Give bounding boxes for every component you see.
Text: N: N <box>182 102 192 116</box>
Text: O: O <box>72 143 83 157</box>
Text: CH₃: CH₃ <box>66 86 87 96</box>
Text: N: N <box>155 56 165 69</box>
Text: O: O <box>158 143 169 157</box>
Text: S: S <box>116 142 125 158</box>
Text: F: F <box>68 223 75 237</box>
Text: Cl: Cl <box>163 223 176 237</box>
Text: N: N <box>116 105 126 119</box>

- [REQUIRED WORK]
Copy the entries above word for word, keeping every line in the same order.

- [ANSWER IN FULL]
Give bounding boxes for every component you see.
Text: N: N <box>182 102 192 116</box>
Text: O: O <box>72 143 83 157</box>
Text: CH₃: CH₃ <box>66 86 87 96</box>
Text: N: N <box>155 56 165 69</box>
Text: O: O <box>158 143 169 157</box>
Text: S: S <box>116 142 125 158</box>
Text: F: F <box>68 223 75 237</box>
Text: Cl: Cl <box>163 223 176 237</box>
Text: N: N <box>116 105 126 119</box>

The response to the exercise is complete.